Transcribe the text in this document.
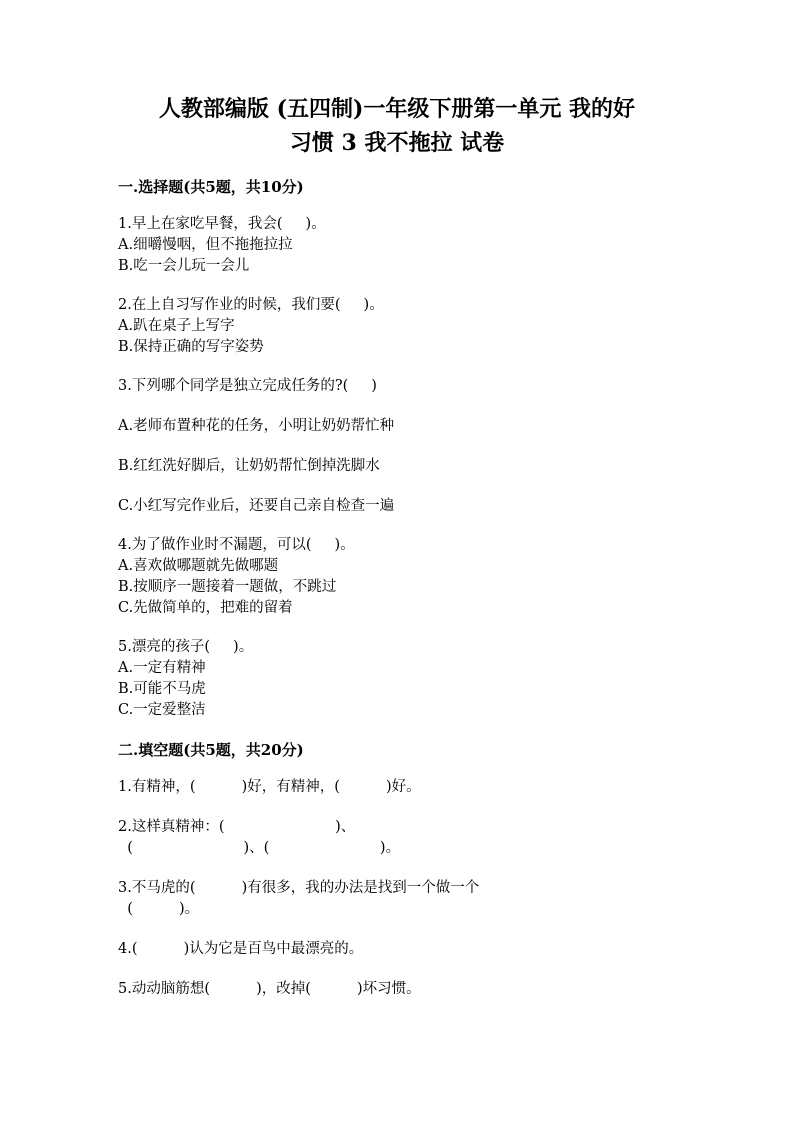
人教部编版 (五四制)一年级下册第一单元 我的好
习惯 3 我不拖拉 试卷
一.选择题(共5题，共10分)
1.早上在家吃早餐，我会(     )。
A.细嚼慢咽，但不拖拖拉拉
B.吃一会儿玩一会儿
2.在上自习写作业的时候，我们要(     )。
A.趴在桌子上写字
B.保持正确的写字姿势
3.下列哪个同学是独立完成任务的?(     )
A.老师布置种花的任务，小明让奶奶帮忙种
B.红红洗好脚后，让奶奶帮忙倒掉洗脚水
C.小红写完作业后，还要自己亲自检查一遍
4.为了做作业时不漏题，可以(     )。
A.喜欢做哪题就先做哪题
B.按顺序一题接着一题做，不跳过
C.先做简单的，把难的留着
5.漂亮的孩子(     )。
A.一定有精神
B.可能不马虎
C.一定爱整洁
二.填空题(共5题，共20分)
1.有精神，(          )好，有精神，(          )好。
2.这样真精神：(                        )、
(                        )、(                        )。
3.不马虎的(          )有很多，我的办法是找到一个做一个
(          )。
4.(          )认为它是百鸟中最漂亮的。
5.动动脑筋想(          )，改掉(          )坏习惯。
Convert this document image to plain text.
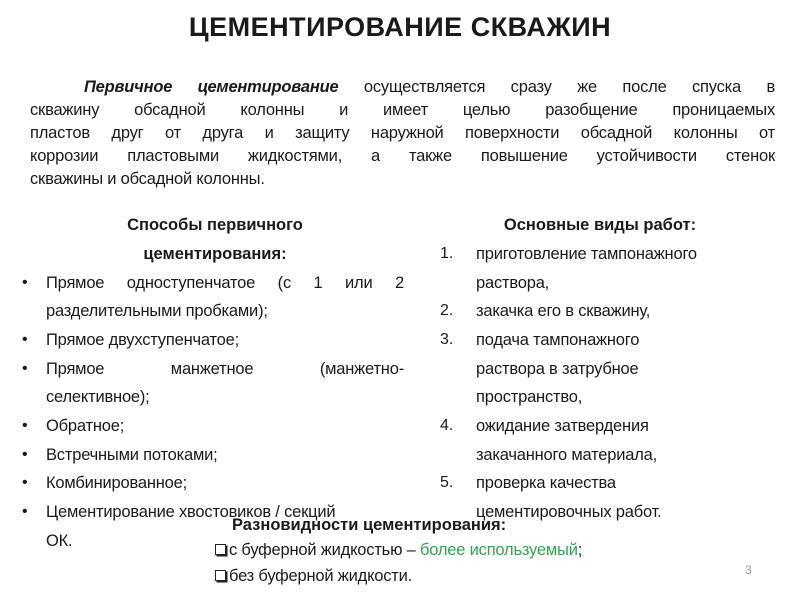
ЦЕМЕНТИРОВАНИЕ СКВАЖИН
Первичное цементирование осуществляется сразу же после спуска в
скважину обсадной колонны и имеет целью разобщение проницаемых
пластов друг от друга и защиту наружной поверхности обсадной колонны от
коррозии пластовыми жидкостями, а также повышение устойчивости стенок
скважины и обсадной колонны.
Способы первичного
цементирования:
• Прямое одноступенчатое (с 1 или 2
разделительными пробками);
• Прямое двухступенчатое;
• Прямое манжетное (манжетно-
селективное);
• Обратное;
• Встречными потоками;
• Комбинированное;
• Цементирование хвостовиков / секций
ОК.
Основные виды работ:
1. приготовление тампонажного
раствора,
2. закачка его в скважину,
3. подача тампонажного
раствора в затрубное
пространство,
4. ожидание затвердения
закачанного материала,
5. проверка качества
цементировочных работ.
Разновидности цементирования:
с буферной жидкостью – более используемый;
без буферной жидкости.	3
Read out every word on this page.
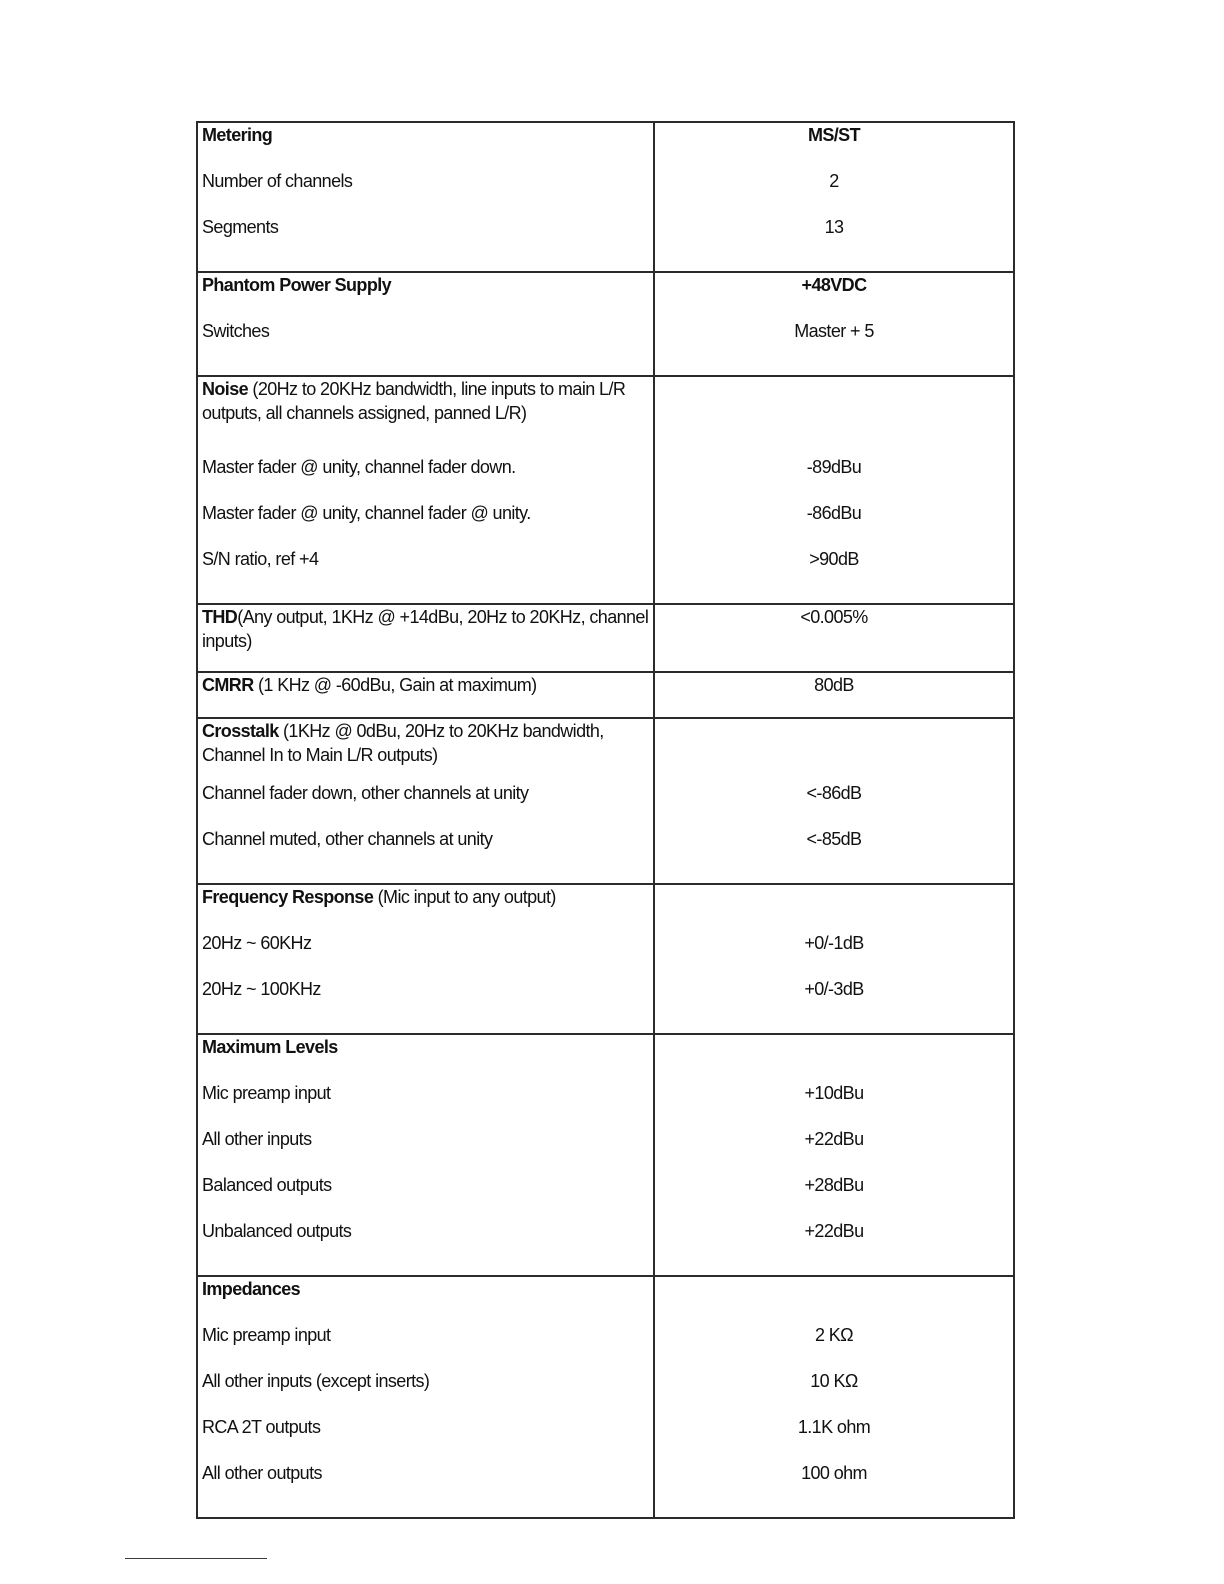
Metering
Number of channels
Segments
MS/ST
2
13
Phantom Power Supply
Switches
+48VDC
Master + 5
Noise (20Hz to 20KHz bandwidth, line inputs to main L/R outputs, all channels assigned, panned L/R)
Master fader @ unity, channel fader down.
Master fader @ unity, channel fader @ unity.
S/N ratio, ref +4
-89dBu
-86dBu
>90dB
THD(Any output, 1KHz @ +14dBu, 20Hz to 20KHz, channel inputs)
<0.005%
CMRR (1 KHz @ -60dBu, Gain at maximum)	80dB
Crosstalk (1KHz @ 0dBu, 20Hz to 20KHz bandwidth, Channel In to Main L/R outputs)
Channel fader down, other channels at unity
Channel muted, other channels at unity
<-86dB
<-85dB
Frequency Response (Mic input to any output)
20Hz ~ 60KHz
20Hz ~ 100KHz
+0/-1dB
+0/-3dB
Maximum Levels
Mic preamp input
All other inputs
Balanced outputs
Unbalanced outputs
+10dBu
+22dBu
+28dBu
+22dBu
Impedances
Mic preamp input
All other inputs (except inserts)
RCA 2T outputs
All other outputs
2 KΩ
10 KΩ
1.1K ohm
100 ohm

──────

INSTRUCTIONS TO FOLLOW
Pictures are excluded; copy all other data exactly as shown.

RESULT OF THE EXERCISE
Transcribe the text in this document.
人教部编版 (五四制)一年级下册第一单元 我的好
习惯 3 我不拖拉 试卷
一.选择题(共5题，共10分)
1.早上在家吃早餐，我会(     )。
A.细嚼慢咽，但不拖拖拉拉
B.吃一会儿玩一会儿
2.在上自习写作业的时候，我们要(     )。
A.趴在桌子上写字
B.保持正确的写字姿势
3.下列哪个同学是独立完成任务的?(     )
A.老师布置种花的任务，小明让奶奶帮忙种
B.红红洗好脚后，让奶奶帮忙倒掉洗脚水
C.小红写完作业后，还要自己亲自检查一遍
4.为了做作业时不漏题，可以(     )。
A.喜欢做哪题就先做哪题
B.按顺序一题接着一题做，不跳过
C.先做简单的，把难的留着
5.漂亮的孩子(     )。
A.一定有精神
B.可能不马虎
C.一定爱整洁
二.填空题(共5题，共20分)
1.有精神，(          )好，有精神，(          )好。
2.这样真精神：(                        )、
(                        )、(                        )。
3.不马虎的(          )有很多，我的办法是找到一个做一个
(          )。
4.(          )认为它是百鸟中最漂亮的。
5.动动脑筋想(          )，改掉(          )坏习惯。
Convert this document image to plain text.
ЦЕМЕНТИРОВАНИЕ СКВАЖИН
Первичное цементирование осуществляется сразу же после спуска в
скважину обсадной колонны и имеет целью разобщение проницаемых
пластов друг от друга и защиту наружной поверхности обсадной колонны от
коррозии пластовыми жидкостями, а также повышение устойчивости стенок
скважины и обсадной колонны.
Способы первичного
цементирования:
• Прямое одноступенчатое (с 1 или 2
разделительными пробками);
• Прямое двухступенчатое;
• Прямое манжетное (манжетно-
селективное);
• Обратное;
• Встречными потоками;
• Комбинированное;
• Цементирование хвостовиков / секций
ОК.
Основные виды работ:
1. приготовление тампонажного
раствора,
2. закачка его в скважину,
3. подача тампонажного
раствора в затрубное
пространство,
4. ожидание затвердения
закачанного материала,
5. проверка качества
цементировочных работ.
Разновидности цементирования:
с буферной жидкостью – более используемый;
без буферной жидкости.	3
Read out every word on this page.
Metering
Number of channels
Segments
MS/ST
2
13
Phantom Power Supply
Switches
+48VDC
Master + 5
Noise (20Hz to 20KHz bandwidth, line inputs to main L/R outputs, all channels assigned, panned L/R)
Master fader @ unity, channel fader down.
Master fader @ unity, channel fader @ unity.
S/N ratio, ref +4
-89dBu
-86dBu
>90dB
THD(Any output, 1KHz @ +14dBu, 20Hz to 20KHz, channel inputs)
<0.005%
CMRR (1 KHz @ -60dBu, Gain at maximum)	80dB
Crosstalk (1KHz @ 0dBu, 20Hz to 20KHz bandwidth, Channel In to Main L/R outputs)
Channel fader down, other channels at unity
Channel muted, other channels at unity
<-86dB
<-85dB
Frequency Response (Mic input to any output)
20Hz ~ 60KHz
20Hz ~ 100KHz
+0/-1dB
+0/-3dB
Maximum Levels
Mic preamp input
All other inputs
Balanced outputs
Unbalanced outputs
+10dBu
+22dBu
+28dBu
+22dBu
Impedances
Mic preamp input
All other inputs (except inserts)
RCA 2T outputs
All other outputs
2 KΩ
10 KΩ
1.1K ohm
100 ohm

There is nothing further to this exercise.